Stated task
Take each line containing the word "detached" and copy it.

(Stored data)
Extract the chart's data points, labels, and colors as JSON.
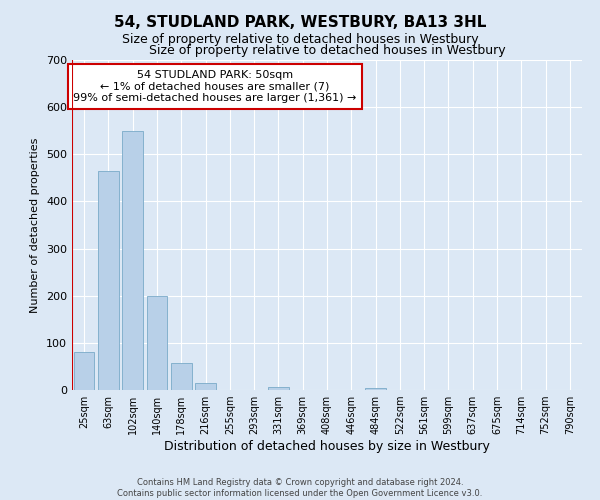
{
  "title": "54, STUDLAND PARK, WESTBURY, BA13 3HL",
  "subtitle": "Size of property relative to detached houses in Westbury",
  "xlabel": "Distribution of detached houses by size in Westbury",
  "ylabel": "Number of detached properties",
  "bar_labels": [
    "25sqm",
    "63sqm",
    "102sqm",
    "140sqm",
    "178sqm",
    "216sqm",
    "255sqm",
    "293sqm",
    "331sqm",
    "369sqm",
    "408sqm",
    "446sqm",
    "484sqm",
    "522sqm",
    "561sqm",
    "599sqm",
    "637sqm",
    "675sqm",
    "714sqm",
    "752sqm",
    "790sqm"
  ],
  "bar_values": [
    80,
    465,
    550,
    200,
    58,
    14,
    0,
    0,
    7,
    0,
    0,
    0,
    5,
    0,
    0,
    0,
    0,
    0,
    0,
    0,
    0
  ],
  "bar_color": "#b8d0e8",
  "bar_edge_color": "#7aaac8",
  "ylim": [
    0,
    700
  ],
  "yticks": [
    0,
    100,
    200,
    300,
    400,
    500,
    600,
    700
  ],
  "vline_color": "#cc0000",
  "annotation_title": "54 STUDLAND PARK: 50sqm",
  "annotation_line1": "← 1% of detached houses are smaller (7)",
  "annotation_line2": "99% of semi-detached houses are larger (1,361) →",
  "annotation_box_color": "#cc0000",
  "footer_line1": "Contains HM Land Registry data © Crown copyright and database right 2024.",
  "footer_line2": "Contains public sector information licensed under the Open Government Licence v3.0.",
  "bg_color": "#dce8f5",
  "grid_color": "#ffffff",
  "title_fontsize": 11,
  "subtitle_fontsize": 9,
  "xlabel_fontsize": 9,
  "ylabel_fontsize": 8,
  "annotation_fontsize": 8,
  "footer_fontsize": 6
}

Solution for this task
  "subtitle": "Size of property relative to detached houses in Westbury",
  "xlabel": "Distribution of detached houses by size in Westbury",
  "ylabel": "Number of detached properties",
  "annotation_line1": "← 1% of detached houses are smaller (7)",
  "annotation_line2": "99% of semi-detached houses are larger (1,361) →",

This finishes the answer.